(begin)

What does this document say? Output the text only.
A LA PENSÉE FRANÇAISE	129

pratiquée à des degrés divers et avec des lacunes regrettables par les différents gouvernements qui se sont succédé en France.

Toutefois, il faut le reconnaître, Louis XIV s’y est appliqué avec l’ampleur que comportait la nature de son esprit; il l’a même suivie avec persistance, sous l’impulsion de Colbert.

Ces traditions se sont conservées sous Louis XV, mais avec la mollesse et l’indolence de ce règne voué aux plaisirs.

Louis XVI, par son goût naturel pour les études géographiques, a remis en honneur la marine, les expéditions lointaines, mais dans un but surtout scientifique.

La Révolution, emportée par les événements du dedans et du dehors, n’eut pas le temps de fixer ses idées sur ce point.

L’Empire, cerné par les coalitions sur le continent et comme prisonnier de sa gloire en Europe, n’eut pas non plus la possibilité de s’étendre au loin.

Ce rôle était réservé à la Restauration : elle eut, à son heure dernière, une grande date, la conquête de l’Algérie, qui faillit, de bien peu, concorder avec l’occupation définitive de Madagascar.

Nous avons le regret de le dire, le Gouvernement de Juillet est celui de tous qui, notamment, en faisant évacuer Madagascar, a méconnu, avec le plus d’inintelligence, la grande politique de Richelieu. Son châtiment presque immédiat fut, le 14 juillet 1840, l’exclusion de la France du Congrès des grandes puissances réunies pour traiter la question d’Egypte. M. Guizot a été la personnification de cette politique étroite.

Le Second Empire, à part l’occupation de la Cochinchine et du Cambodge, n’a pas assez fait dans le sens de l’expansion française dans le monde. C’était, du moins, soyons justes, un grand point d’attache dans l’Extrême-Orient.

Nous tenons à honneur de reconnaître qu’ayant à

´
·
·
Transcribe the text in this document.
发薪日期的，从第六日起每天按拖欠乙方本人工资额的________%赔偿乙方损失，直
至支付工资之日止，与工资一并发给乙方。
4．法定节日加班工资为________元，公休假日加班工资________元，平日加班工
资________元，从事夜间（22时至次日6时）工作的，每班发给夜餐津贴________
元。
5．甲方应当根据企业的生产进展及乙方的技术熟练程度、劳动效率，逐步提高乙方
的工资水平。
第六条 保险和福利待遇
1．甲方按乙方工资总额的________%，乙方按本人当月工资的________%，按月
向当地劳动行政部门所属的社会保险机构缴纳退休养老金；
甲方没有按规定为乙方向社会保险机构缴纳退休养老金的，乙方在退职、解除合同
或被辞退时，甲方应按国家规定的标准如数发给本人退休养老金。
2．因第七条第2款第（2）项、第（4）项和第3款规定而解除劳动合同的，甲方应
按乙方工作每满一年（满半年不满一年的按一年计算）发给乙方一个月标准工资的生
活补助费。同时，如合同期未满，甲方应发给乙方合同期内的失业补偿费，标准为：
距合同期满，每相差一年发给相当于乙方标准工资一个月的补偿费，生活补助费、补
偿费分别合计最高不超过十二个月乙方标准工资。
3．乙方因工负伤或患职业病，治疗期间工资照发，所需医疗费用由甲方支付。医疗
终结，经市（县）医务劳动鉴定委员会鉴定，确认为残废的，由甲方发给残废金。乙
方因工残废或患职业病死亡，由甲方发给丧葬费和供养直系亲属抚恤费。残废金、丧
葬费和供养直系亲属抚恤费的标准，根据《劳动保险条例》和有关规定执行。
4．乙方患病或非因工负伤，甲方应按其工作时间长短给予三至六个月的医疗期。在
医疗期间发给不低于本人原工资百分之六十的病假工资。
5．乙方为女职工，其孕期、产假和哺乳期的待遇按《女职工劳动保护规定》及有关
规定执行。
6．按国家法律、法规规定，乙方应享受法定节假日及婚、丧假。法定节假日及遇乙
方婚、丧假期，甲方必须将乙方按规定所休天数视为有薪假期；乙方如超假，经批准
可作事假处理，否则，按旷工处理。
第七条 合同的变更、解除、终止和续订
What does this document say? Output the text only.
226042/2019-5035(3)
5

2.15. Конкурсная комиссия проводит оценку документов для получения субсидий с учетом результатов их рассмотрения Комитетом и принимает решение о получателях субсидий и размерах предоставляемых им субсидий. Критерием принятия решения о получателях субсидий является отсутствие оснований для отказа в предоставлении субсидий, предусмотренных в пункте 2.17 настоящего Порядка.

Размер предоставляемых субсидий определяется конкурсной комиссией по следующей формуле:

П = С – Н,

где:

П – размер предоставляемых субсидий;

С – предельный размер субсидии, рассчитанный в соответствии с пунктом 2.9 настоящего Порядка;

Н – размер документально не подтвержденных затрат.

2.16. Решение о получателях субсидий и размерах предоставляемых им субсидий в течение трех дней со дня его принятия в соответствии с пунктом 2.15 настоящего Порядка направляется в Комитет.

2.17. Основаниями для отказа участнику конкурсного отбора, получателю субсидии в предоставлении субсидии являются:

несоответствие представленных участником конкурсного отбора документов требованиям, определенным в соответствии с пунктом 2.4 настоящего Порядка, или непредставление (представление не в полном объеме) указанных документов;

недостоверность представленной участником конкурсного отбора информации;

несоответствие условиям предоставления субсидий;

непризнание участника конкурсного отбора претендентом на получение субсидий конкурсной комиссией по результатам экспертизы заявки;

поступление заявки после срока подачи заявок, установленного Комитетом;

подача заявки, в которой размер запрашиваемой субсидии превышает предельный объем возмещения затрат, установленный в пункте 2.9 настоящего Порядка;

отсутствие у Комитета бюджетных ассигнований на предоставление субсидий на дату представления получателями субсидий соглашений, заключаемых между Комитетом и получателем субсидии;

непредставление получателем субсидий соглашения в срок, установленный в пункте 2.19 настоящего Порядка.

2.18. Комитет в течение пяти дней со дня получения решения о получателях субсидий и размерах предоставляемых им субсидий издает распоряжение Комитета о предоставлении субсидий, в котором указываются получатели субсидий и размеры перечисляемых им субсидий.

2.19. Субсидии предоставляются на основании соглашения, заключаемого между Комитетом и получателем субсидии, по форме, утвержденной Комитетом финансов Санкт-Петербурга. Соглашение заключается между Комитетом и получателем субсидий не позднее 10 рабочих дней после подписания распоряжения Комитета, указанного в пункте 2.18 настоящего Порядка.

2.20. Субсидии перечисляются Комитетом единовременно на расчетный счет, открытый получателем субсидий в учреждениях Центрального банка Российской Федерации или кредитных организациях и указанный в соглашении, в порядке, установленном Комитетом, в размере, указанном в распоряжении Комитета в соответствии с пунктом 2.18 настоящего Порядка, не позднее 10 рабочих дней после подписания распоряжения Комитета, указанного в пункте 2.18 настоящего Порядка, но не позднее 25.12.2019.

(end)

- _Given instruction_
Write out the entire listing exactly.

- _Task answer_
What does this document say? Output the text only.
A LA PENSÉE FRANÇAISE	129

pratiquée à des degrés divers et avec des lacunes regrettables par les différents gouvernements qui se sont succédé en France.

Toutefois, il faut le reconnaître, Louis XIV s’y est appliqué avec l’ampleur que comportait la nature de son esprit; il l’a même suivie avec persistance, sous l’impulsion de Colbert.

Ces traditions se sont conservées sous Louis XV, mais avec la mollesse et l’indolence de ce règne voué aux plaisirs.

Louis XVI, par son goût naturel pour les études géographiques, a remis en honneur la marine, les expéditions lointaines, mais dans un but surtout scientifique.

La Révolution, emportée par les événements du dedans et du dehors, n’eut pas le temps de fixer ses idées sur ce point.

L’Empire, cerné par les coalitions sur le continent et comme prisonnier de sa gloire en Europe, n’eut pas non plus la possibilité de s’étendre au loin.

Ce rôle était réservé à la Restauration : elle eut, à son heure dernière, une grande date, la conquête de l’Algérie, qui faillit, de bien peu, concorder avec l’occupation définitive de Madagascar.

Nous avons le regret de le dire, le Gouvernement de Juillet est celui de tous qui, notamment, en faisant évacuer Madagascar, a méconnu, avec le plus d’inintelligence, la grande politique de Richelieu. Son châtiment presque immédiat fut, le 14 juillet 1840, l’exclusion de la France du Congrès des grandes puissances réunies pour traiter la question d’Egypte. M. Guizot a été la personnification de cette politique étroite.

Le Second Empire, à part l’occupation de la Cochinchine et du Cambodge, n’a pas assez fait dans le sens de l’expansion française dans le monde. C’était, du moins, soyons justes, un grand point d’attache dans l’Extrême-Orient.

Nous tenons à honneur de reconnaître qu’ayant à

´
·
·
Transcribe the text in this document.
发薪日期的，从第六日起每天按拖欠乙方本人工资额的________%赔偿乙方损失，直
至支付工资之日止，与工资一并发给乙方。
4．法定节日加班工资为________元，公休假日加班工资________元，平日加班工
资________元，从事夜间（22时至次日6时）工作的，每班发给夜餐津贴________
元。
5．甲方应当根据企业的生产进展及乙方的技术熟练程度、劳动效率，逐步提高乙方
的工资水平。
第六条 保险和福利待遇
1．甲方按乙方工资总额的________%，乙方按本人当月工资的________%，按月
向当地劳动行政部门所属的社会保险机构缴纳退休养老金；
甲方没有按规定为乙方向社会保险机构缴纳退休养老金的，乙方在退职、解除合同
或被辞退时，甲方应按国家规定的标准如数发给本人退休养老金。
2．因第七条第2款第（2）项、第（4）项和第3款规定而解除劳动合同的，甲方应
按乙方工作每满一年（满半年不满一年的按一年计算）发给乙方一个月标准工资的生
活补助费。同时，如合同期未满，甲方应发给乙方合同期内的失业补偿费，标准为：
距合同期满，每相差一年发给相当于乙方标准工资一个月的补偿费，生活补助费、补
偿费分别合计最高不超过十二个月乙方标准工资。
3．乙方因工负伤或患职业病，治疗期间工资照发，所需医疗费用由甲方支付。医疗
终结，经市（县）医务劳动鉴定委员会鉴定，确认为残废的，由甲方发给残废金。乙
方因工残废或患职业病死亡，由甲方发给丧葬费和供养直系亲属抚恤费。残废金、丧
葬费和供养直系亲属抚恤费的标准，根据《劳动保险条例》和有关规定执行。
4．乙方患病或非因工负伤，甲方应按其工作时间长短给予三至六个月的医疗期。在
医疗期间发给不低于本人原工资百分之六十的病假工资。
5．乙方为女职工，其孕期、产假和哺乳期的待遇按《女职工劳动保护规定》及有关
规定执行。
6．按国家法律、法规规定，乙方应享受法定节假日及婚、丧假。法定节假日及遇乙
方婚、丧假期，甲方必须将乙方按规定所休天数视为有薪假期；乙方如超假，经批准
可作事假处理，否则，按旷工处理。
第七条 合同的变更、解除、终止和续订
What does this document say? Output the text only.
226042/2019-5035(3)
5

2.15. Конкурсная комиссия проводит оценку документов для получения субсидий с учетом результатов их рассмотрения Комитетом и принимает решение о получателях субсидий и размерах предоставляемых им субсидий. Критерием принятия решения о получателях субсидий является отсутствие оснований для отказа в предоставлении субсидий, предусмотренных в пункте 2.17 настоящего Порядка.

Размер предоставляемых субсидий определяется конкурсной комиссией по следующей формуле:

П = С – Н,

где:

П – размер предоставляемых субсидий;

С – предельный размер субсидии, рассчитанный в соответствии с пунктом 2.9 настоящего Порядка;

Н – размер документально не подтвержденных затрат.

2.16. Решение о получателях субсидий и размерах предоставляемых им субсидий в течение трех дней со дня его принятия в соответствии с пунктом 2.15 настоящего Порядка направляется в Комитет.

2.17. Основаниями для отказа участнику конкурсного отбора, получателю субсидии в предоставлении субсидии являются:

несоответствие представленных участником конкурсного отбора документов требованиям, определенным в соответствии с пунктом 2.4 настоящего Порядка, или непредставление (представление не в полном объеме) указанных документов;

недостоверность представленной участником конкурсного отбора информации;

несоответствие условиям предоставления субсидий;

непризнание участника конкурсного отбора претендентом на получение субсидий конкурсной комиссией по результатам экспертизы заявки;

поступление заявки после срока подачи заявок, установленного Комитетом;

подача заявки, в которой размер запрашиваемой субсидии превышает предельный объем возмещения затрат, установленный в пункте 2.9 настоящего Порядка;

отсутствие у Комитета бюджетных ассигнований на предоставление субсидий на дату представления получателями субсидий соглашений, заключаемых между Комитетом и получателем субсидии;

непредставление получателем субсидий соглашения в срок, установленный в пункте 2.19 настоящего Порядка.

2.18. Комитет в течение пяти дней со дня получения решения о получателях субсидий и размерах предоставляемых им субсидий издает распоряжение Комитета о предоставлении субсидий, в котором указываются получатели субсидий и размеры перечисляемых им субсидий.

2.19. Субсидии предоставляются на основании соглашения, заключаемого между Комитетом и получателем субсидии, по форме, утвержденной Комитетом финансов Санкт-Петербурга. Соглашение заключается между Комитетом и получателем субсидий не позднее 10 рабочих дней после подписания распоряжения Комитета, указанного в пункте 2.18 настоящего Порядка.

2.20. Субсидии перечисляются Комитетом единовременно на расчетный счет, открытый получателем субсидий в учреждениях Центрального банка Российской Федерации или кредитных организациях и указанный в соглашении, в порядке, установленном Комитетом, в размере, указанном в распоряжении Комитета в соответствии с пунктом 2.18 настоящего Порядка, не позднее 10 рабочих дней после подписания распоряжения Комитета, указанного в пункте 2.18 настоящего Порядка, но не позднее 25.12.2019.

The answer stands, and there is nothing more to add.